Exercise
From the entries below, copy out every line with "ينسب" in it.

Listing
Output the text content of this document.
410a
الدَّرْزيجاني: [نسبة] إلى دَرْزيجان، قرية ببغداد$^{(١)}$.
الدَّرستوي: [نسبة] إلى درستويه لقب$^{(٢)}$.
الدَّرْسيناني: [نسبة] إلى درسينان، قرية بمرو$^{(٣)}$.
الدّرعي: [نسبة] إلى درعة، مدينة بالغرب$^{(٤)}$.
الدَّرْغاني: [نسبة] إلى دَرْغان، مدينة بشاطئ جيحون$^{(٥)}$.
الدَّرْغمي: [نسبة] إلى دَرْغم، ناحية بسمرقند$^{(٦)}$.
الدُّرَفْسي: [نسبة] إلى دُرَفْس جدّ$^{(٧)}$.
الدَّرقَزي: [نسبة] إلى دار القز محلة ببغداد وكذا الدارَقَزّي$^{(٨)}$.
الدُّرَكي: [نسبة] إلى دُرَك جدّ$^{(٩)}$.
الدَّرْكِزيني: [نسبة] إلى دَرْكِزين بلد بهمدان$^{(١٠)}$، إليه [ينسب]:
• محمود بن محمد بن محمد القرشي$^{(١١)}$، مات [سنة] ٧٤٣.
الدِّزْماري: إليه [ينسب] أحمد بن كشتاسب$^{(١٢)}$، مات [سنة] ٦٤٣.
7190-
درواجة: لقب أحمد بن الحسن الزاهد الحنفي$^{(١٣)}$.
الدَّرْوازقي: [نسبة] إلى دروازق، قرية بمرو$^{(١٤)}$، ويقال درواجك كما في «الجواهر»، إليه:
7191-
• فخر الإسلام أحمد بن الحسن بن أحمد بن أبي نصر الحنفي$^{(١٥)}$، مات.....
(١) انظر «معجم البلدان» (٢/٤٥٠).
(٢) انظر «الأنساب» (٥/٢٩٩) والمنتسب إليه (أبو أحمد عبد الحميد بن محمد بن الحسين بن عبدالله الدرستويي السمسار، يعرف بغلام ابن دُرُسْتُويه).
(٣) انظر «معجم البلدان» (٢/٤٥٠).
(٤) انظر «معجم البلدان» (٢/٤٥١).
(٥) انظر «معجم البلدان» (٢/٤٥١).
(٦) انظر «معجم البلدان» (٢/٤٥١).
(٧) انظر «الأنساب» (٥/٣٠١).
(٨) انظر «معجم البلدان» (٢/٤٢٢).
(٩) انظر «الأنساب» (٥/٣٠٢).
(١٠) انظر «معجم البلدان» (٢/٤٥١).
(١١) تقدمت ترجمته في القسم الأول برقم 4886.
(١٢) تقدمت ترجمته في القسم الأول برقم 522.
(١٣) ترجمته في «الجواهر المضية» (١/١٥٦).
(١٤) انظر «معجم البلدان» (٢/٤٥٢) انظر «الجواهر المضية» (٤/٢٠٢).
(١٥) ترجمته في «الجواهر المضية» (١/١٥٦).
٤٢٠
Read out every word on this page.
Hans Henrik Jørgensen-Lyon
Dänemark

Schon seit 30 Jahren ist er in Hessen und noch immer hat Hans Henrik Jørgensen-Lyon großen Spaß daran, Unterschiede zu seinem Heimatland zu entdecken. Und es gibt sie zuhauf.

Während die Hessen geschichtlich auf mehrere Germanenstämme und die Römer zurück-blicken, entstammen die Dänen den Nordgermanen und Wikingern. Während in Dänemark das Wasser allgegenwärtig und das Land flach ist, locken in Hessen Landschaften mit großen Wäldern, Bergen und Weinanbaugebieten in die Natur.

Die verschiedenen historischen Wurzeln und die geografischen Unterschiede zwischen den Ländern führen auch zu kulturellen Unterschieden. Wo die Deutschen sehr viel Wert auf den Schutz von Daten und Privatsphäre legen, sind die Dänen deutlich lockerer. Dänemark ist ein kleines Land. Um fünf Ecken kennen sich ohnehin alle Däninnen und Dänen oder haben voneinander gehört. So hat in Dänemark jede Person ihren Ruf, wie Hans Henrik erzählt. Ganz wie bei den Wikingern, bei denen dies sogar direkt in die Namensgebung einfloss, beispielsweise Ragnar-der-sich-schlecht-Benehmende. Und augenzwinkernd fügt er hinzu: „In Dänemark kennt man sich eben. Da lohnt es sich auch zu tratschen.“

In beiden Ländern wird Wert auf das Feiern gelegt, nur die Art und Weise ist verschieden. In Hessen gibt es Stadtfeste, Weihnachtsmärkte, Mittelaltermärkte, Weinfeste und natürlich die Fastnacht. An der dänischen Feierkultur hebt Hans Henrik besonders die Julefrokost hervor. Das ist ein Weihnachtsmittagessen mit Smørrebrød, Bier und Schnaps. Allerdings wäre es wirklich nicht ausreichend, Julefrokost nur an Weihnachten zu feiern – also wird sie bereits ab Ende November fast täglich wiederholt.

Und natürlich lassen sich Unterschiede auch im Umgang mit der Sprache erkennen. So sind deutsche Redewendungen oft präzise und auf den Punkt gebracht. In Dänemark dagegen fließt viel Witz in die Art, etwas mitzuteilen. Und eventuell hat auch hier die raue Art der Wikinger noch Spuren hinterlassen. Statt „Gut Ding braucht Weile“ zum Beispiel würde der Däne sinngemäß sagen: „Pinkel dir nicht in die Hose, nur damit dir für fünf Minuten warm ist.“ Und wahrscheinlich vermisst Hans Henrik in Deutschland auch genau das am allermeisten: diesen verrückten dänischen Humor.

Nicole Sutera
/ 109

Answer for the task
الدَّرْكِزيني: [نسبة] إلى دَرْكِزين بلد بهمدان$^{(١٠)}$، إليه [ينسب]:
الدِّزْماري: إليه [ينسب] أحمد بن كشتاسب$^{(١٢)}$، مات [سنة] ٦٤٣.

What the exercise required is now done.